**Problem description:** Update every row from the one containing "wind-barb-shaft — [481, 387, 503, 395]" down to the one containing "wind-barb-shaft — [781, 296, 802, 308]", replacing "wind-barb-feather" with "wind-barb-tick" and leaving everything else unchanged. Return only those rows.

**Dataset records:**
------------------------------------

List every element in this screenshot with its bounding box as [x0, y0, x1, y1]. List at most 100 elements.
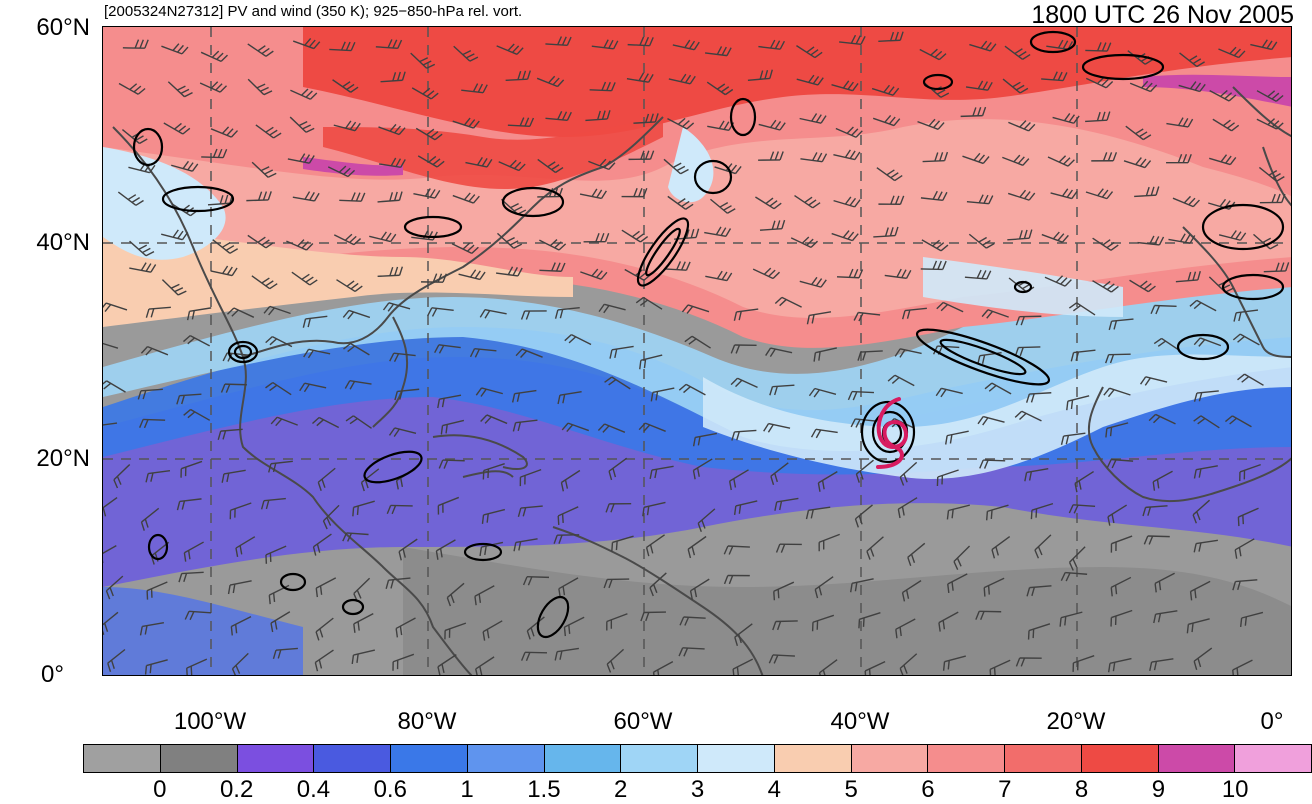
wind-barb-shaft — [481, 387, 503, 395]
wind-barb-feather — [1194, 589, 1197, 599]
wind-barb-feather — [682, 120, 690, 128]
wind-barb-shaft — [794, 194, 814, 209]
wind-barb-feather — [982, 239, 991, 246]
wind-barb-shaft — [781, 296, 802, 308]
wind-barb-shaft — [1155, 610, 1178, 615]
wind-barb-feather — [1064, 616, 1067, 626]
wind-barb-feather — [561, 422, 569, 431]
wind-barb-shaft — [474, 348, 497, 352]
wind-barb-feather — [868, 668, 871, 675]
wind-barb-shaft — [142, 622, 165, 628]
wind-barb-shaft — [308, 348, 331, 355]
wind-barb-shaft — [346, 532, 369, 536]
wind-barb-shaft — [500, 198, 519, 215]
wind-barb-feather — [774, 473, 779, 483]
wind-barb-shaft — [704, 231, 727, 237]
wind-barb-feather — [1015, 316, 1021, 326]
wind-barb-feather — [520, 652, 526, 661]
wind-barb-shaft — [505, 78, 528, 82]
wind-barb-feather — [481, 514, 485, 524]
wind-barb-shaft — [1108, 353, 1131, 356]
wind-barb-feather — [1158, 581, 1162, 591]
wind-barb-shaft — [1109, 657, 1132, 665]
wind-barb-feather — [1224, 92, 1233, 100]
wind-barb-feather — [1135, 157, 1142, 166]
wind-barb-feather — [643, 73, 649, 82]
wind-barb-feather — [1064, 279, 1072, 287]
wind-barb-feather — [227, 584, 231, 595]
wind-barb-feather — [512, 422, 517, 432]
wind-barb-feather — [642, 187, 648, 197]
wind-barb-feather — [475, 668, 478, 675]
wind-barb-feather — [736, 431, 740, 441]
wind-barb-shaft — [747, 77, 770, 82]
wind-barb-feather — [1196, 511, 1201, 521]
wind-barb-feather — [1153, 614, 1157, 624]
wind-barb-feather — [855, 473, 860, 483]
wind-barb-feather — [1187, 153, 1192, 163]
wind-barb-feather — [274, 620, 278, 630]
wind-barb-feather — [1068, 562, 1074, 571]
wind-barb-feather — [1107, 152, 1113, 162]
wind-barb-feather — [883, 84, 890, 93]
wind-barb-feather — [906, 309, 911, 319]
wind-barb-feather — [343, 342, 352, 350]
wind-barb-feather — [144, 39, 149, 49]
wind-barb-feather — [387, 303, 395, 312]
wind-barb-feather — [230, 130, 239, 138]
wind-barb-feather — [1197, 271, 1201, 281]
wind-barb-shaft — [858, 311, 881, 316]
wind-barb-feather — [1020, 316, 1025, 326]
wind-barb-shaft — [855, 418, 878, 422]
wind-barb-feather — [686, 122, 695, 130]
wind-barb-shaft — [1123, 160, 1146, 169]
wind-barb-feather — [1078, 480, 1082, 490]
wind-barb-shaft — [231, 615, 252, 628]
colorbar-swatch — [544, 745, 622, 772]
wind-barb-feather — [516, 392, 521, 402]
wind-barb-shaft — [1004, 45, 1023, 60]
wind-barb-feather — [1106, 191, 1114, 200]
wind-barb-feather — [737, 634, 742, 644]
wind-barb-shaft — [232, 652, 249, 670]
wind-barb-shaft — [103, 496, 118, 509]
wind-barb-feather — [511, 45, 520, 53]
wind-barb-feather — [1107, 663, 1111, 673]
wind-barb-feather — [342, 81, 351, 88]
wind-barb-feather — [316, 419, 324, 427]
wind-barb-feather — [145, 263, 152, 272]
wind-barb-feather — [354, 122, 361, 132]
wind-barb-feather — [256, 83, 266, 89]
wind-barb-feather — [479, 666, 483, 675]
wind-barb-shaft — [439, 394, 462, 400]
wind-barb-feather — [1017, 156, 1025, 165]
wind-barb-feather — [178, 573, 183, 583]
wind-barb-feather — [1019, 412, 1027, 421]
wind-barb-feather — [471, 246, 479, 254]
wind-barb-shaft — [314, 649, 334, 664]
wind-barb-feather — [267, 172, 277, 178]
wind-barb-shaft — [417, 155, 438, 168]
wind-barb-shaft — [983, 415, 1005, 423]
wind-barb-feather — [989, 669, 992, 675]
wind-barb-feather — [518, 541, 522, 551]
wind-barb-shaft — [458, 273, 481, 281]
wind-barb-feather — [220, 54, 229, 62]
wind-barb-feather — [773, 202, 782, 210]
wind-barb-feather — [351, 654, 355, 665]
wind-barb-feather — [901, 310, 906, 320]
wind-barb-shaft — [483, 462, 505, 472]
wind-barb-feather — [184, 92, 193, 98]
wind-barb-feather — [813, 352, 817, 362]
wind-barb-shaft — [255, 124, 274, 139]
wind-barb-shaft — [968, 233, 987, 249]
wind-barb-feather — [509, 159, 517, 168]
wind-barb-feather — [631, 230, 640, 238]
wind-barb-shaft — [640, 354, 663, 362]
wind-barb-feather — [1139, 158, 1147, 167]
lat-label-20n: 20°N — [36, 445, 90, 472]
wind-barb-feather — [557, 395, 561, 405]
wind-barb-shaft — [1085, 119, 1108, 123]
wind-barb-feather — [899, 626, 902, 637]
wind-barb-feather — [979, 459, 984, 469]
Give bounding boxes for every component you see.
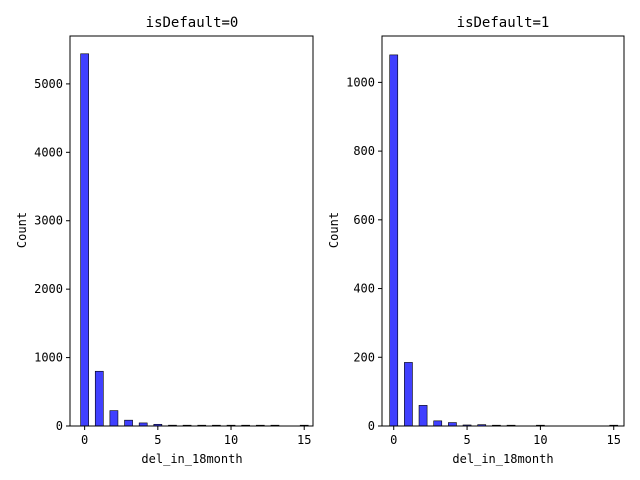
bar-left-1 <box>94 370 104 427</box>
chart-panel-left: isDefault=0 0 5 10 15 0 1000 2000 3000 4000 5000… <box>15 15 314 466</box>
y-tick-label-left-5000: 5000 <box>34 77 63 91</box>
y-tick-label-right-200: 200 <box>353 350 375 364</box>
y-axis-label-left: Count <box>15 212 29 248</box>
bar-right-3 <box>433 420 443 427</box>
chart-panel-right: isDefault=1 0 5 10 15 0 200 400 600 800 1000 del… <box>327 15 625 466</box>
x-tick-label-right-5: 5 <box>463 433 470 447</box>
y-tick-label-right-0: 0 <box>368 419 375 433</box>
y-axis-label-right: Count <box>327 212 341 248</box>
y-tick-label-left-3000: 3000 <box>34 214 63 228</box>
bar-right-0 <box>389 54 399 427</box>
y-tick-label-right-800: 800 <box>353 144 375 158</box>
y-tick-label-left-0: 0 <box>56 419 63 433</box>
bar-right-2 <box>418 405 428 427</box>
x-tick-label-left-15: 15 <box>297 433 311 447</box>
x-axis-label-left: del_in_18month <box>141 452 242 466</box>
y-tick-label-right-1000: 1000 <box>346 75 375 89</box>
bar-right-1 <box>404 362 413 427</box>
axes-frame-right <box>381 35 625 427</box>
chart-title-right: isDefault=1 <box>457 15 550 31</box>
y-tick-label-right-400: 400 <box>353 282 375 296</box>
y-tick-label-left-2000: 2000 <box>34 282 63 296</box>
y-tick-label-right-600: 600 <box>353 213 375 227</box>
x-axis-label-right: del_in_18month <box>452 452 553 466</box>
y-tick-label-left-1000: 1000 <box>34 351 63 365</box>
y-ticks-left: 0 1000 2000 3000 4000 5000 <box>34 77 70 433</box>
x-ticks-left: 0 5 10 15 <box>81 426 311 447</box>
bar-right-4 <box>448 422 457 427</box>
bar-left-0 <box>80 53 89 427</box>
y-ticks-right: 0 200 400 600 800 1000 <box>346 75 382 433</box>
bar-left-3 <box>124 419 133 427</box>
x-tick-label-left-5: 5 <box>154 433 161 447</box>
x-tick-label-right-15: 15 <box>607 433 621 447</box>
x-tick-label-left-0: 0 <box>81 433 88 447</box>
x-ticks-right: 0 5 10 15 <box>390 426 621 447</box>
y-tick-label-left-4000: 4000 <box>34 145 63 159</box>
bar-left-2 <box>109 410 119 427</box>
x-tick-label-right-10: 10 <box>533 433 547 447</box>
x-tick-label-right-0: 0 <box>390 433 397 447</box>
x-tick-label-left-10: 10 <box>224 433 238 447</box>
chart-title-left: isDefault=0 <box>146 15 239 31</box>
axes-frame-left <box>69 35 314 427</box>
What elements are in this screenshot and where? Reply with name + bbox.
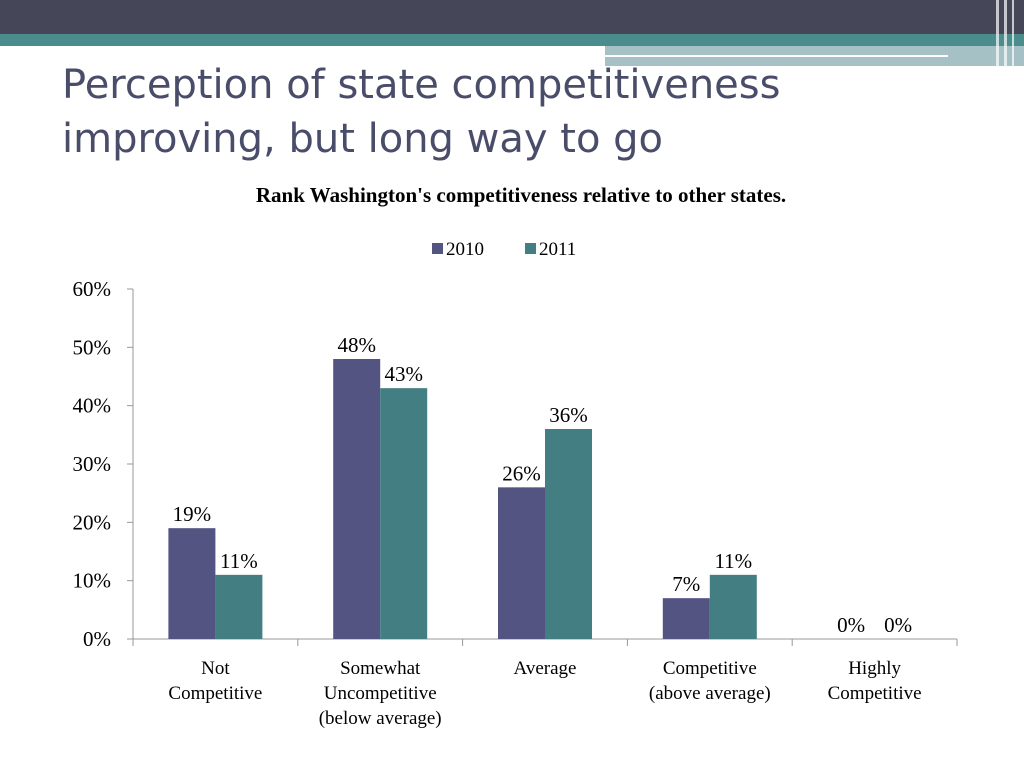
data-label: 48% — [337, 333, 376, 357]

------------------------------------

**Final result:**
wind-barb-shaft — [481, 387, 503, 395]
wind-barb-tick — [1194, 589, 1197, 599]
wind-barb-tick — [682, 120, 690, 128]
wind-barb-shaft — [794, 194, 814, 209]
wind-barb-tick — [982, 239, 991, 246]
wind-barb-shaft — [781, 296, 802, 308]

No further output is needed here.